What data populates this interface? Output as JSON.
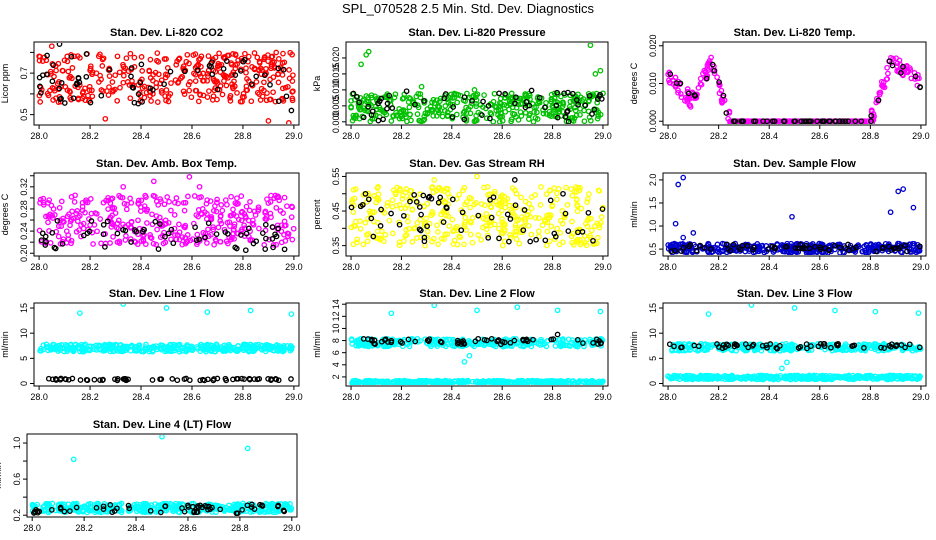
{
  "page": {
    "title": "SPL_070528  2.5 Min. Std. Dev. Diagnostics"
  },
  "chart_data": [
    {
      "type": "scatter",
      "title": "Stan. Dev. Li-820 CO2",
      "ylabel": "Licor ppm",
      "xlim": [
        27.98,
        29.02
      ],
      "ylim": [
        0.45,
        0.85
      ],
      "xticks": [
        "28.0",
        "28.2",
        "28.4",
        "28.6",
        "28.8",
        "29.0"
      ],
      "yticks": [
        0.5,
        0.6,
        0.7,
        0.8
      ],
      "ytick_labels": [
        "0.5",
        "",
        "0.7",
        ""
      ],
      "series": [
        {
          "color": "#ff0000",
          "count": 380,
          "band": [
            0.56,
            0.8
          ],
          "outliers": [
            [
              28.05,
              0.83
            ],
            [
              28.26,
              0.48
            ],
            [
              28.9,
              0.47
            ],
            [
              28.98,
              0.46
            ]
          ]
        },
        {
          "color": "#000000",
          "count": 60,
          "band": [
            0.55,
            0.8
          ],
          "outliers": [
            [
              28.08,
              0.84
            ],
            [
              28.99,
              0.52
            ]
          ]
        }
      ]
    },
    {
      "type": "scatter",
      "title": "Stan. Dev. Li-820 Pressure",
      "ylabel": "kPa",
      "xlim": [
        27.98,
        29.02
      ],
      "ylim": [
        -0.001,
        0.025
      ],
      "xticks": [
        "28.0",
        "28.2",
        "28.4",
        "28.6",
        "28.8",
        "29.0"
      ],
      "yticks": [
        0,
        0.005,
        0.01,
        0.015,
        0.02
      ],
      "ytick_labels": [
        "0.000",
        "0.005",
        "0.010",
        "0.015",
        "0.020"
      ],
      "series": [
        {
          "color": "#00c000",
          "count": 380,
          "band": [
            0.0,
            0.009
          ],
          "outliers": [
            [
              28.06,
              0.021
            ],
            [
              28.07,
              0.022
            ],
            [
              28.04,
              0.018
            ],
            [
              28.28,
              0.011
            ],
            [
              28.49,
              0.01
            ],
            [
              28.95,
              0.024
            ],
            [
              28.97,
              0.015
            ],
            [
              28.99,
              0.016
            ]
          ]
        },
        {
          "color": "#000000",
          "count": 60,
          "band": [
            0.0,
            0.01
          ],
          "outliers": []
        }
      ]
    },
    {
      "type": "scatter",
      "title": "Stan. Dev. Li-820 Temp.",
      "ylabel": "degrees C",
      "xlim": [
        27.98,
        29.02
      ],
      "ylim": [
        -0.001,
        0.021
      ],
      "xticks": [
        "28.0",
        "28.2",
        "28.4",
        "28.6",
        "28.8",
        "29.0"
      ],
      "yticks": [
        0,
        0.01,
        0.02
      ],
      "ytick_labels": [
        "0.000",
        "0.010",
        "0.020"
      ],
      "series": [
        {
          "color": "#ff00ff",
          "count": 330,
          "band": [
            0.0,
            0.016
          ],
          "outliers": []
        },
        {
          "color": "#000000",
          "count": 60,
          "band": [
            0.0,
            0.016
          ],
          "outliers": []
        }
      ]
    },
    {
      "type": "scatter",
      "title": "Stan. Dev. Amb. Box Temp.",
      "ylabel": "degrees C",
      "xlim": [
        27.98,
        29.02
      ],
      "ylim": [
        0.195,
        0.345
      ],
      "xticks": [
        "28.0",
        "28.2",
        "28.4",
        "28.6",
        "28.8",
        "29.0"
      ],
      "yticks": [
        0.2,
        0.22,
        0.24,
        0.26,
        0.28,
        0.3,
        0.32,
        0.34
      ],
      "ytick_labels": [
        "0.20",
        "",
        "0.24",
        "",
        "0.28",
        "",
        "0.32",
        ""
      ],
      "series": [
        {
          "color": "#ff00ff",
          "count": 380,
          "band": [
            0.215,
            0.305
          ],
          "outliers": [
            [
              28.33,
              0.32
            ],
            [
              28.45,
              0.33
            ],
            [
              28.59,
              0.338
            ],
            [
              28.63,
              0.32
            ]
          ]
        },
        {
          "color": "#000000",
          "count": 60,
          "band": [
            0.205,
            0.26
          ],
          "outliers": []
        }
      ]
    },
    {
      "type": "scatter",
      "title": "Stan. Dev. Gas Stream RH",
      "ylabel": "percent",
      "xlim": [
        27.98,
        29.02
      ],
      "ylim": [
        0.32,
        0.56
      ],
      "xticks": [
        "28.0",
        "28.2",
        "28.4",
        "28.6",
        "28.8",
        "29.0"
      ],
      "yticks": [
        0.35,
        0.4,
        0.45,
        0.5,
        0.55
      ],
      "ytick_labels": [
        "0.35",
        "",
        "0.45",
        "",
        "0.55"
      ],
      "series": [
        {
          "color": "#ffff00",
          "count": 380,
          "band": [
            0.35,
            0.52
          ],
          "outliers": [
            [
              28.33,
              0.54
            ],
            [
              28.5,
              0.55
            ]
          ]
        },
        {
          "color": "#000000",
          "count": 60,
          "band": [
            0.36,
            0.5
          ],
          "outliers": [
            [
              28.65,
              0.54
            ]
          ]
        }
      ]
    },
    {
      "type": "scatter",
      "title": "Stan. Dev. Sample Flow",
      "ylabel": "ml/min",
      "xlim": [
        27.98,
        29.02
      ],
      "ylim": [
        0.35,
        2.15
      ],
      "xticks": [
        "28.0",
        "28.2",
        "28.4",
        "28.6",
        "28.8",
        "29.0"
      ],
      "yticks": [
        0.5,
        1.0,
        1.5,
        2.0
      ],
      "ytick_labels": [
        "0.5",
        "1.0",
        "1.5",
        "2.0"
      ],
      "series": [
        {
          "color": "#0000cc",
          "count": 380,
          "band": [
            0.42,
            0.62
          ],
          "outliers": [
            [
              28.04,
              1.9
            ],
            [
              28.06,
              2.05
            ],
            [
              28.03,
              1.05
            ],
            [
              28.1,
              0.85
            ],
            [
              28.06,
              0.75
            ],
            [
              28.49,
              1.2
            ],
            [
              28.88,
              1.3
            ],
            [
              28.91,
              1.75
            ],
            [
              28.93,
              1.8
            ],
            [
              28.97,
              1.4
            ]
          ]
        },
        {
          "color": "#000000",
          "count": 60,
          "band": [
            0.45,
            0.6
          ],
          "outliers": []
        }
      ]
    },
    {
      "type": "scatter",
      "title": "Stan. Dev. Line 1 Flow",
      "ylabel": "ml/min",
      "xlim": [
        27.98,
        29.02
      ],
      "ylim": [
        -0.5,
        16
      ],
      "xticks": [
        "28.0",
        "28.2",
        "28.4",
        "28.6",
        "28.8",
        "29.0"
      ],
      "yticks": [
        0,
        5,
        10,
        15
      ],
      "ytick_labels": [
        "0",
        "5",
        "10",
        "15"
      ],
      "series": [
        {
          "color": "#00ffff",
          "count": 360,
          "band": [
            6.3,
            7.8
          ],
          "outliers": [
            [
              28.16,
              14
            ],
            [
              28.33,
              15.8
            ],
            [
              28.5,
              15
            ],
            [
              28.66,
              14.2
            ],
            [
              28.83,
              14.5
            ],
            [
              28.99,
              13.8
            ]
          ]
        },
        {
          "color": "#000000",
          "count": 60,
          "band": [
            0.6,
            1.0
          ],
          "outliers": []
        }
      ]
    },
    {
      "type": "scatter",
      "title": "Stan. Dev. Line 2 Flow",
      "ylabel": "ml/min",
      "xlim": [
        27.98,
        29.02
      ],
      "ylim": [
        0.5,
        14.2
      ],
      "xticks": [
        "28.0",
        "28.2",
        "28.4",
        "28.6",
        "28.8",
        "29.0"
      ],
      "yticks": [
        2,
        4,
        6,
        8,
        10,
        12,
        14
      ],
      "ytick_labels": [
        "2",
        "4",
        "6",
        "8",
        "10",
        "12",
        "14"
      ],
      "series": [
        {
          "color": "#00ffff",
          "count": 380,
          "band": [
            0.9,
            1.4
          ],
          "outliers": []
        },
        {
          "color": "#00ffff",
          "count": 300,
          "band": [
            7.0,
            8.3
          ],
          "outliers": [
            [
              28.16,
              12.5
            ],
            [
              28.33,
              13.8
            ],
            [
              28.5,
              13
            ],
            [
              28.66,
              13.5
            ],
            [
              28.82,
              13
            ],
            [
              28.99,
              12.8
            ],
            [
              28.45,
              4.5
            ],
            [
              28.47,
              5.5
            ]
          ]
        },
        {
          "color": "#000000",
          "count": 60,
          "band": [
            7.4,
            8.3
          ],
          "outliers": [
            [
              28.82,
              9
            ]
          ]
        }
      ]
    },
    {
      "type": "scatter",
      "title": "Stan. Dev. Line 3 Flow",
      "ylabel": "ml/min",
      "xlim": [
        27.98,
        29.02
      ],
      "ylim": [
        -0.5,
        16
      ],
      "xticks": [
        "28.0",
        "28.2",
        "28.4",
        "28.6",
        "28.8",
        "29.0"
      ],
      "yticks": [
        0,
        5,
        10,
        15
      ],
      "ytick_labels": [
        "0",
        "5",
        "10",
        "15"
      ],
      "series": [
        {
          "color": "#00ffff",
          "count": 380,
          "band": [
            0.8,
            1.6
          ],
          "outliers": []
        },
        {
          "color": "#00ffff",
          "count": 300,
          "band": [
            6.5,
            7.9
          ],
          "outliers": [
            [
              28.16,
              13.8
            ],
            [
              28.33,
              15.6
            ],
            [
              28.5,
              15
            ],
            [
              28.66,
              14.5
            ],
            [
              28.82,
              14.3
            ],
            [
              28.99,
              14
            ],
            [
              28.45,
              3
            ],
            [
              28.47,
              4.2
            ]
          ]
        },
        {
          "color": "#000000",
          "count": 60,
          "band": [
            6.9,
            7.9
          ],
          "outliers": []
        }
      ]
    },
    {
      "type": "scatter",
      "title": "Stan. Dev. Line 4 (LT) Flow",
      "ylabel": "ml/min",
      "xlim": [
        27.98,
        29.02
      ],
      "ylim": [
        0.18,
        1.1
      ],
      "xticks": [
        "28.0",
        "28.2",
        "28.4",
        "28.6",
        "28.8",
        "29.0"
      ],
      "yticks": [
        0.2,
        0.4,
        0.6,
        0.8,
        1.0
      ],
      "ytick_labels": [
        "0.2",
        "",
        "0.6",
        "",
        "1.0"
      ],
      "series": [
        {
          "color": "#00ffff",
          "count": 380,
          "band": [
            0.23,
            0.33
          ],
          "outliers": [
            [
              28.16,
              0.82
            ],
            [
              28.5,
              1.07
            ],
            [
              28.83,
              0.94
            ]
          ]
        },
        {
          "color": "#000000",
          "count": 60,
          "band": [
            0.22,
            0.32
          ],
          "outliers": []
        }
      ]
    }
  ]
}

===============

* [Written exercise]: Note each line of the entries that has "Stan" in it, and copy those lines.

* [Response below]:
      "title": "Stan. Dev. Li-820 CO2",
      "title": "Stan. Dev. Li-820 Pressure",
      "title": "Stan. Dev. Li-820 Temp.",
      "title": "Stan. Dev. Amb. Box Temp.",
      "title": "Stan. Dev. Gas Stream RH",
      "title": "Stan. Dev. Sample Flow",
      "title": "Stan. Dev. Line 1 Flow",
      "title": "Stan. Dev. Line 2 Flow",
      "title": "Stan. Dev. Line 3 Flow",
      "title": "Stan. Dev. Line 4 (LT) Flow",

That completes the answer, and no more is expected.